--- BEGIN Entries shown ---

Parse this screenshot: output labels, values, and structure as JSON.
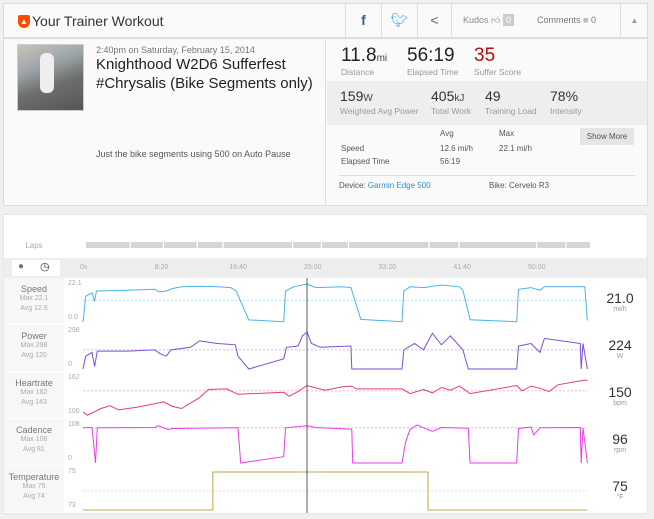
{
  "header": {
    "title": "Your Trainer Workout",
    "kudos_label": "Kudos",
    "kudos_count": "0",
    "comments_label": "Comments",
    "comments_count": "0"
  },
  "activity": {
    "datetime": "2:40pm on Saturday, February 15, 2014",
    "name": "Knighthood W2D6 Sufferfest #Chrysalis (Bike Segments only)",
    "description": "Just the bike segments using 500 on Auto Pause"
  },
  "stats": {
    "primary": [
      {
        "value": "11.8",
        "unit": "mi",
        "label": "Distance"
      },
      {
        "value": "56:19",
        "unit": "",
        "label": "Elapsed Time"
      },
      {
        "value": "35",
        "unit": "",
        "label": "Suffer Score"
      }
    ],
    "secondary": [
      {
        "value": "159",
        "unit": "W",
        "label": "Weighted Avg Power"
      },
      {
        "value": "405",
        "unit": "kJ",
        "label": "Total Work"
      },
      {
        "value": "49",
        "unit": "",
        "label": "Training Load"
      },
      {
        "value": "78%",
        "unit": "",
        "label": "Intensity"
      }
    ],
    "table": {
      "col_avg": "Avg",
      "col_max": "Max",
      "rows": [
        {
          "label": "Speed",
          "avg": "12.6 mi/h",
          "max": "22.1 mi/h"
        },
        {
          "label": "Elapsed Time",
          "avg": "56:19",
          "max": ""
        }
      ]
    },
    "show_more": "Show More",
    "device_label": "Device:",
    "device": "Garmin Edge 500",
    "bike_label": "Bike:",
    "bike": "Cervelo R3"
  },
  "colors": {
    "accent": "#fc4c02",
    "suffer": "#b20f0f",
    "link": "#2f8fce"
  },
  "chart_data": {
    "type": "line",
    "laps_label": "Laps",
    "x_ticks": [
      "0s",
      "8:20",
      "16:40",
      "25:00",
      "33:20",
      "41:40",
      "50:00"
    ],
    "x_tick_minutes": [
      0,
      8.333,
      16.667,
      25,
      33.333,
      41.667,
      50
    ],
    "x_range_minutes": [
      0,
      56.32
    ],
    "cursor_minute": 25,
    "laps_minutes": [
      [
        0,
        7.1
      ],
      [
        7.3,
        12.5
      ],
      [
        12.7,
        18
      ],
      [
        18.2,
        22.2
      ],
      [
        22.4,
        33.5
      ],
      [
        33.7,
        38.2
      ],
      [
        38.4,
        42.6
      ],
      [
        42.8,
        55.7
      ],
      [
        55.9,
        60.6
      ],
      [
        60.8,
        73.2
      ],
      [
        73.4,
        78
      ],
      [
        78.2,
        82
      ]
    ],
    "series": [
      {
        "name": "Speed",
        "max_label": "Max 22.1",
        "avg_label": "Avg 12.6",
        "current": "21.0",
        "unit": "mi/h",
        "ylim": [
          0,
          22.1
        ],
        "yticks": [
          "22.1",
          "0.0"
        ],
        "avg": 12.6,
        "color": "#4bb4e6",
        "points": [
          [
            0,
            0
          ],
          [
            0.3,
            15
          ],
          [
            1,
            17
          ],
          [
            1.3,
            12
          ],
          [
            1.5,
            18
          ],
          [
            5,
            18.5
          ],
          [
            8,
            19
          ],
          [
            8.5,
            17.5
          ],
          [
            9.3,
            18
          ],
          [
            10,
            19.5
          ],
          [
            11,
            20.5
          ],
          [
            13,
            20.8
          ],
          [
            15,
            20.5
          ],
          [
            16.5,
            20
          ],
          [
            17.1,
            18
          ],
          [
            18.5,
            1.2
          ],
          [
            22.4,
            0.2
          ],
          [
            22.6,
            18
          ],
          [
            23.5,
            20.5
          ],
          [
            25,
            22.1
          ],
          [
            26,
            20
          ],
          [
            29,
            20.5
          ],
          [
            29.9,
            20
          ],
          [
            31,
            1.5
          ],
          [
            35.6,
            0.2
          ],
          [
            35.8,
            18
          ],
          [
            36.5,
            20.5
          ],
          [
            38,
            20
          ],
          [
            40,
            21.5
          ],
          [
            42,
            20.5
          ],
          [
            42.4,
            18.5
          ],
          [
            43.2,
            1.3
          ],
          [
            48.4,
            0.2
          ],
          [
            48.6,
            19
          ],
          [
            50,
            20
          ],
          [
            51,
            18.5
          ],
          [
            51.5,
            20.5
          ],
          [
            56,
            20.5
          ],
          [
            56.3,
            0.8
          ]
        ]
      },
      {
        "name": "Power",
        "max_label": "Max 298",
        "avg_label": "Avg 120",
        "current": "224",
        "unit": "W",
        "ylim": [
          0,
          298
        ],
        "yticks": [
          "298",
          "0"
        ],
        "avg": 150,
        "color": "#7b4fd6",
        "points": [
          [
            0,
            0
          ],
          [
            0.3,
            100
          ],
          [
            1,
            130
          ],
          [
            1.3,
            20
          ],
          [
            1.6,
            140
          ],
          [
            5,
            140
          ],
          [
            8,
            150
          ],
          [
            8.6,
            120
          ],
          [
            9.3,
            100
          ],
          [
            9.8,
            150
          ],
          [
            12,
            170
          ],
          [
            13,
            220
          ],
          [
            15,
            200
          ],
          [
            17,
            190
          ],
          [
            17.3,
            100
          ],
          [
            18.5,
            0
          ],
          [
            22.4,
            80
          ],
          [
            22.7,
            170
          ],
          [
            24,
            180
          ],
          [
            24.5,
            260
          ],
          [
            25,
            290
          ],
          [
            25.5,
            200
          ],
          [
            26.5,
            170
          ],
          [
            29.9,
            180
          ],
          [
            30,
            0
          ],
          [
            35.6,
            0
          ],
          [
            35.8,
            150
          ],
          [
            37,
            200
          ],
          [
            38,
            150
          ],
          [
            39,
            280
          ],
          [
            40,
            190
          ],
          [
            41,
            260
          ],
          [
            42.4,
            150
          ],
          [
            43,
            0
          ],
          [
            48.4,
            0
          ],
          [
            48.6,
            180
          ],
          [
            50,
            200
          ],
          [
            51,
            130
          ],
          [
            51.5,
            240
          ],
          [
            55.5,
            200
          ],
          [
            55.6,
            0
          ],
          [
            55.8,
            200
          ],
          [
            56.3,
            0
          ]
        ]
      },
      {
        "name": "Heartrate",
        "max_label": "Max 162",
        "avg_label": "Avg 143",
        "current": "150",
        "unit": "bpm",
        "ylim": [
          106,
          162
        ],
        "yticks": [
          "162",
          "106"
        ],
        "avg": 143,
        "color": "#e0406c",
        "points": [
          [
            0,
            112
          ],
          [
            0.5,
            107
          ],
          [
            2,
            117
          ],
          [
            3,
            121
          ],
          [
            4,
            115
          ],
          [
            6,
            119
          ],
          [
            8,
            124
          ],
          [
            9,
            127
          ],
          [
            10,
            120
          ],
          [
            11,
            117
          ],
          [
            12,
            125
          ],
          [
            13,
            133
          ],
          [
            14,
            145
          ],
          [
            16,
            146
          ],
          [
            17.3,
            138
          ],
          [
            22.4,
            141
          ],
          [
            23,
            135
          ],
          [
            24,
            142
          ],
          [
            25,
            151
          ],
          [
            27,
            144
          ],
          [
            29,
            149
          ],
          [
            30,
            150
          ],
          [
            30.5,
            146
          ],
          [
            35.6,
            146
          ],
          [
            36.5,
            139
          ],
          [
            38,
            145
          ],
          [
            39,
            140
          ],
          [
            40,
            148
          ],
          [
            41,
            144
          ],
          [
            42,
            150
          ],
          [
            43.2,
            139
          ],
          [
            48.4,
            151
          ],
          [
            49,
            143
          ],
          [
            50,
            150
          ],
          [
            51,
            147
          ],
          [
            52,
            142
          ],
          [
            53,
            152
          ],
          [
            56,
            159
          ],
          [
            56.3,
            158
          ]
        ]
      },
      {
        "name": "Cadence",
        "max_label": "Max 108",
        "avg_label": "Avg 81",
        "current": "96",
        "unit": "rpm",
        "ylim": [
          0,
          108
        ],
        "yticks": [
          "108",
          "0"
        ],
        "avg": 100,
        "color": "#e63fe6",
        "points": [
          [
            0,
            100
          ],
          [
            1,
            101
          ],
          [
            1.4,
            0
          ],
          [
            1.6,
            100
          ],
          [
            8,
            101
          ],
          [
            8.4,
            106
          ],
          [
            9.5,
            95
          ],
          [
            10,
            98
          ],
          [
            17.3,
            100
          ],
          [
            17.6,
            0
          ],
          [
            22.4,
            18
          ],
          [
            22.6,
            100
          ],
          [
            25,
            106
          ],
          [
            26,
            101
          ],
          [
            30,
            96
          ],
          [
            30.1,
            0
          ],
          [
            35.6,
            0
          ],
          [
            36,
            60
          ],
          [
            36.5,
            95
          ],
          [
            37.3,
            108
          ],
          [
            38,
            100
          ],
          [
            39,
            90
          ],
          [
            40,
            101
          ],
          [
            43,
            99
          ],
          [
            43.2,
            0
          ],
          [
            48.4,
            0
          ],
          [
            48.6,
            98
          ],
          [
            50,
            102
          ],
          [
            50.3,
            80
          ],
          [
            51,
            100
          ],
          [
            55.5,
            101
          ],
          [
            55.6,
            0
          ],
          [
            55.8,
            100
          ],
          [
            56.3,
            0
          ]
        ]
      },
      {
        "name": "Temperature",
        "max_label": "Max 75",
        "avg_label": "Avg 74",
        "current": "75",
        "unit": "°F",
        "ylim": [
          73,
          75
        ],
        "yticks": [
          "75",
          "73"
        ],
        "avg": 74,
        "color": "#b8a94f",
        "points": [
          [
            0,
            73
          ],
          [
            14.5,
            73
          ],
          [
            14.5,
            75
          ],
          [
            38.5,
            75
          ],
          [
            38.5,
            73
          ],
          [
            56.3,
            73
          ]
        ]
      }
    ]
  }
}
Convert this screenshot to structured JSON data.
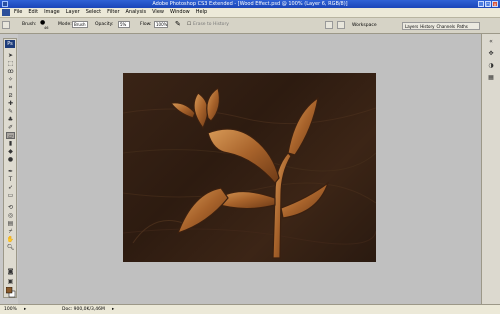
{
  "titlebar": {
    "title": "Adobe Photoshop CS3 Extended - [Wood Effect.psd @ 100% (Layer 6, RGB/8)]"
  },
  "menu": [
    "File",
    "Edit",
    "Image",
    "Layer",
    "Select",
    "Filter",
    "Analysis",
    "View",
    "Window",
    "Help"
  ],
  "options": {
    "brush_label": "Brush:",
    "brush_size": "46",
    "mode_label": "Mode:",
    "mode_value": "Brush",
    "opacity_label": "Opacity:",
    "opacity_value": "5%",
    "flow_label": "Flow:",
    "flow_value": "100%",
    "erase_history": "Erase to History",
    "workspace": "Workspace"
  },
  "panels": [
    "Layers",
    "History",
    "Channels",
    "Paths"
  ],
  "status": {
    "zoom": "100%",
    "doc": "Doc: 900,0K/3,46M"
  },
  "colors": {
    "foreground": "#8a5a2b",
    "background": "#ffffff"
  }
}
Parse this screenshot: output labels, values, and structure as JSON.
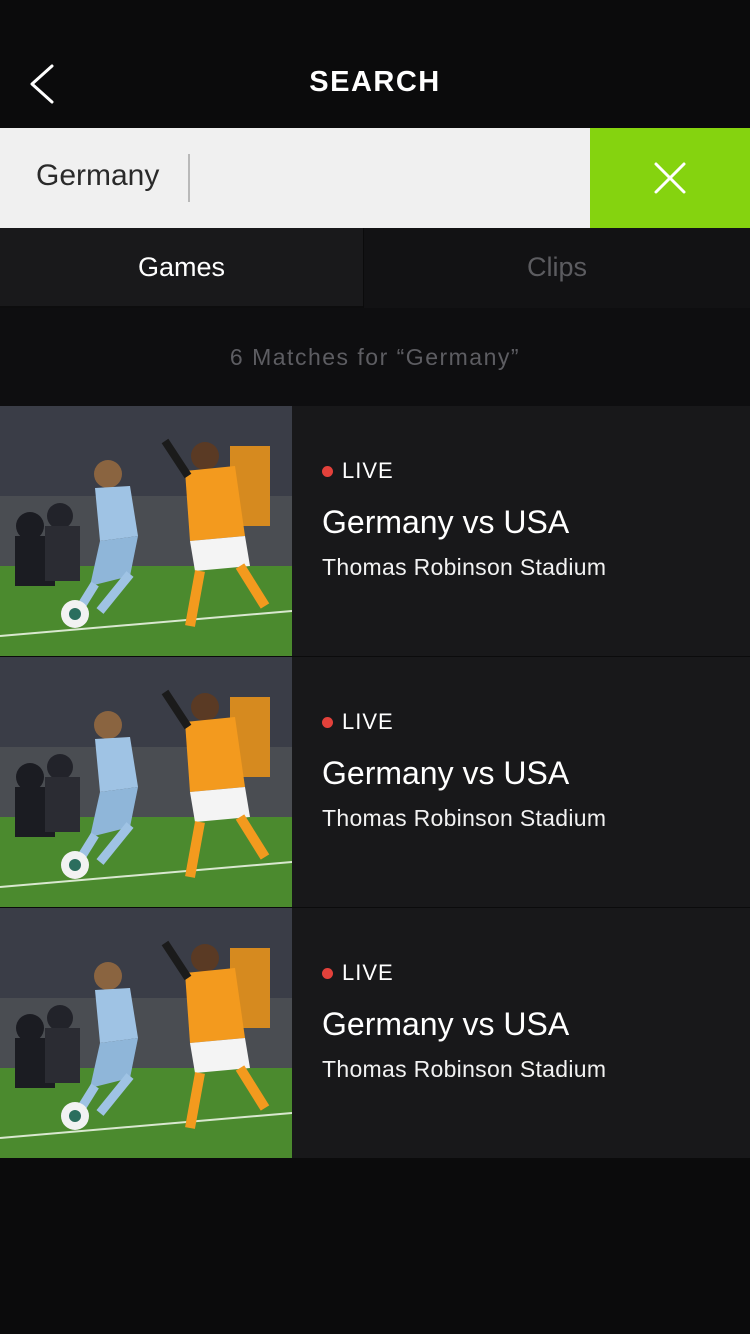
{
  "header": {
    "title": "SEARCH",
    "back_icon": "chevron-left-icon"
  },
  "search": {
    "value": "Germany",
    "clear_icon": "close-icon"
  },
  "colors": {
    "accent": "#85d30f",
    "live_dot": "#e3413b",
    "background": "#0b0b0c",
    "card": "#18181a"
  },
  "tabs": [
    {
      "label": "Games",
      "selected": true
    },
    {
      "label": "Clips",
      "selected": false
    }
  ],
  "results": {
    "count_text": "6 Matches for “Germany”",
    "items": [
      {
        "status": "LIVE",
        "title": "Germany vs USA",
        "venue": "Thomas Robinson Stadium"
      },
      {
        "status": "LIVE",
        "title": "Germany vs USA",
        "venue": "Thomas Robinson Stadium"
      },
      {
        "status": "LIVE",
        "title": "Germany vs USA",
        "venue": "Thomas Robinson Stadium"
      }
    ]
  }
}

--- END Entries shown ---

Instructions for the task
Filter the records down to the lines that contain the string "Elapsed", and copy those lines.

Reply
        "label": "Elapsed Time"
          "label": "Elapsed Time",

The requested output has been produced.